Copy all the material that follows, keeping every character the same.

## [RECORDS PROVIDED]
====

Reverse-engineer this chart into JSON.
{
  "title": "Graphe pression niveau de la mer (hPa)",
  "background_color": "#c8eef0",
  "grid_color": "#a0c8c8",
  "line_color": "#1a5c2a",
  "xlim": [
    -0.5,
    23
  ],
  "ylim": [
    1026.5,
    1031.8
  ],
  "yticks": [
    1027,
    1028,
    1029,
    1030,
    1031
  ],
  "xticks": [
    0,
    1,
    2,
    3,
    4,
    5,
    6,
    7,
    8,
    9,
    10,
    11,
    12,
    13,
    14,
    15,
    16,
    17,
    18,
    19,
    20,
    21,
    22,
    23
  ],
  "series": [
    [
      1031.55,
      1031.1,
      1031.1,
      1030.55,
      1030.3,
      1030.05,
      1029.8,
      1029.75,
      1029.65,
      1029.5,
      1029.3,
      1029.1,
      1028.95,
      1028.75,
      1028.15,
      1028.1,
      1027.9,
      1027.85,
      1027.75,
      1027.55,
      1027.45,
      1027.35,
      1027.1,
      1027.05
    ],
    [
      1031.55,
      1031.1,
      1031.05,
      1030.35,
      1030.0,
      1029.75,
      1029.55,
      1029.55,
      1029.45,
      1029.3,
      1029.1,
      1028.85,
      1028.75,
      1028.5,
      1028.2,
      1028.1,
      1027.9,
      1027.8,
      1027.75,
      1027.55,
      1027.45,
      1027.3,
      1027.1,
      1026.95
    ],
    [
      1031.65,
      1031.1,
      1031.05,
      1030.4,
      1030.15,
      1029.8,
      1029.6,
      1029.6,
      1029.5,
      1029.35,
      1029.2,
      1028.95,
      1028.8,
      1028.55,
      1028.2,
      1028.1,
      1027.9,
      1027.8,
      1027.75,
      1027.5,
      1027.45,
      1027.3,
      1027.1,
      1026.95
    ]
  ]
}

====

## [THE SOLUTION]
Reverse-engineer this chart into JSON.
{
  "title": "Graphe pression niveau de la mer (hPa)",
  "background_color": "#c8eef0",
  "grid_color": "#a0c8c8",
  "line_color": "#1a5c2a",
  "xlim": [
    -0.5,
    23
  ],
  "ylim": [
    1026.5,
    1031.8
  ],
  "yticks": [
    1027,
    1028,
    1029,
    1030,
    1031
  ],
  "xticks": [
    0,
    1,
    2,
    3,
    4,
    5,
    6,
    7,
    8,
    9,
    10,
    11,
    12,
    13,
    14,
    15,
    16,
    17,
    18,
    19,
    20,
    21,
    22,
    23
  ],
  "series": [
    [
      1031.55,
      1031.1,
      1031.1,
      1030.55,
      1030.3,
      1030.05,
      1029.8,
      1029.75,
      1029.65,
      1029.5,
      1029.3,
      1029.1,
      1028.95,
      1028.75,
      1028.15,
      1028.1,
      1027.9,
      1027.85,
      1027.75,
      1027.55,
      1027.45,
      1027.35,
      1027.1,
      1027.05
    ],
    [
      1031.55,
      1031.1,
      1031.05,
      1030.35,
      1030.0,
      1029.75,
      1029.55,
      1029.55,
      1029.45,
      1029.3,
      1029.1,
      1028.85,
      1028.75,
      1028.5,
      1028.2,
      1028.1,
      1027.9,
      1027.8,
      1027.75,
      1027.55,
      1027.45,
      1027.3,
      1027.1,
      1026.95
    ],
    [
      1031.65,
      1031.1,
      1031.05,
      1030.4,
      1030.15,
      1029.8,
      1029.6,
      1029.6,
      1029.5,
      1029.35,
      1029.2,
      1028.95,
      1028.8,
      1028.55,
      1028.2,
      1028.1,
      1027.9,
      1027.8,
      1027.75,
      1027.5,
      1027.45,
      1027.3,
      1027.1,
      1026.95
    ]
  ]
}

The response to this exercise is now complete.